──────── TASK INPUTS
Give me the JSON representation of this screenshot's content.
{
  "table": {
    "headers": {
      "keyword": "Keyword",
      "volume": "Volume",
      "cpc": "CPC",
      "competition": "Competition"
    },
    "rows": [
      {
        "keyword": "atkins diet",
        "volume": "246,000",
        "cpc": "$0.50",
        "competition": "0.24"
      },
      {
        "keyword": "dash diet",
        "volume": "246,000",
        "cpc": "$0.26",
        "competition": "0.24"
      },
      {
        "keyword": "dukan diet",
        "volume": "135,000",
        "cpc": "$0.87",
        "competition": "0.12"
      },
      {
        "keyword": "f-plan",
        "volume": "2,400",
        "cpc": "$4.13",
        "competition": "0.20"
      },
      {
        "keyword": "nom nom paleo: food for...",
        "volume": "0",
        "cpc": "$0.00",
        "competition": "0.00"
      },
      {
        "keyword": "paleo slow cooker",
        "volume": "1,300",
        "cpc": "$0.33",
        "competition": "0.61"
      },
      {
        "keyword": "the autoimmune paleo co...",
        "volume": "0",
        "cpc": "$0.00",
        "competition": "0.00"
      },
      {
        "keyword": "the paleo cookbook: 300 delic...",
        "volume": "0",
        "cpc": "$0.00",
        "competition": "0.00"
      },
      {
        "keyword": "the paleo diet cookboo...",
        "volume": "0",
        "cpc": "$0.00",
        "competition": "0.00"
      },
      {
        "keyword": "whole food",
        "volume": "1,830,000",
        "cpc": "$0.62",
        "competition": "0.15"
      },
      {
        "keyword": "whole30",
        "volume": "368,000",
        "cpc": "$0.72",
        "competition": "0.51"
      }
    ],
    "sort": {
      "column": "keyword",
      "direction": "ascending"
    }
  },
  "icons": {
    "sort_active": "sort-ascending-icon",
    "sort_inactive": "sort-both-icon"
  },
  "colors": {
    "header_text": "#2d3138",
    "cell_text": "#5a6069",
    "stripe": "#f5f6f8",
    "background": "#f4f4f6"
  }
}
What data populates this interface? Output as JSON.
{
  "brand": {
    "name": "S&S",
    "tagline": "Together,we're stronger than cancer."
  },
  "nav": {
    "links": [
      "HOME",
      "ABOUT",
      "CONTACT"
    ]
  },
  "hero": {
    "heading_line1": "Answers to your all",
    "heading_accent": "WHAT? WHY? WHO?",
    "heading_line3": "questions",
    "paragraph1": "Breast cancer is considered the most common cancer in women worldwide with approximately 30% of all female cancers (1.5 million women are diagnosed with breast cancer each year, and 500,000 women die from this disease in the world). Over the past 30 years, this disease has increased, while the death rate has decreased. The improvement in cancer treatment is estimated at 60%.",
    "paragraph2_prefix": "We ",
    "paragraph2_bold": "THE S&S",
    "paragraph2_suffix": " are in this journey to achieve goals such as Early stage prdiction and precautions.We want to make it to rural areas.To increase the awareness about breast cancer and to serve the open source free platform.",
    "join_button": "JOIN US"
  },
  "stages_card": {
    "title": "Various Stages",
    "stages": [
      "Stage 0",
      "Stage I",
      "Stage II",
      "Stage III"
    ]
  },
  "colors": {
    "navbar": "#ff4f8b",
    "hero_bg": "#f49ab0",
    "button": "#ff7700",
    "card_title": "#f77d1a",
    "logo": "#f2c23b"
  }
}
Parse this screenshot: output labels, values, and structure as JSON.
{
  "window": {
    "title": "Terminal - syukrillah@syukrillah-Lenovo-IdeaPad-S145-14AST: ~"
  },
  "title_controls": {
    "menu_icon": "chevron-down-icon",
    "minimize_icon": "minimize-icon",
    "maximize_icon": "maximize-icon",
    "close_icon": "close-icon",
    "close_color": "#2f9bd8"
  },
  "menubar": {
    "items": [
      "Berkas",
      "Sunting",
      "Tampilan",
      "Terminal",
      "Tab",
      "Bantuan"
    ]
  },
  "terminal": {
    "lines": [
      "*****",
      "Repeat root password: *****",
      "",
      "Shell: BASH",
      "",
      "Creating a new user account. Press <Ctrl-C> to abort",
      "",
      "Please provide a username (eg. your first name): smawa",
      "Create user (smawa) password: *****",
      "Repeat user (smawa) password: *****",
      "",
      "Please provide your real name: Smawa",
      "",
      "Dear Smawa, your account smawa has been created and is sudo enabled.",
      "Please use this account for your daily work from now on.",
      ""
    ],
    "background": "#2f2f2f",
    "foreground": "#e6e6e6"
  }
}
────────────────
--- TASK REQUIREMENTS ---
Say how many lines contain "Please", and give nothing but that number.

--- EXPECTED OUTPUT ---
3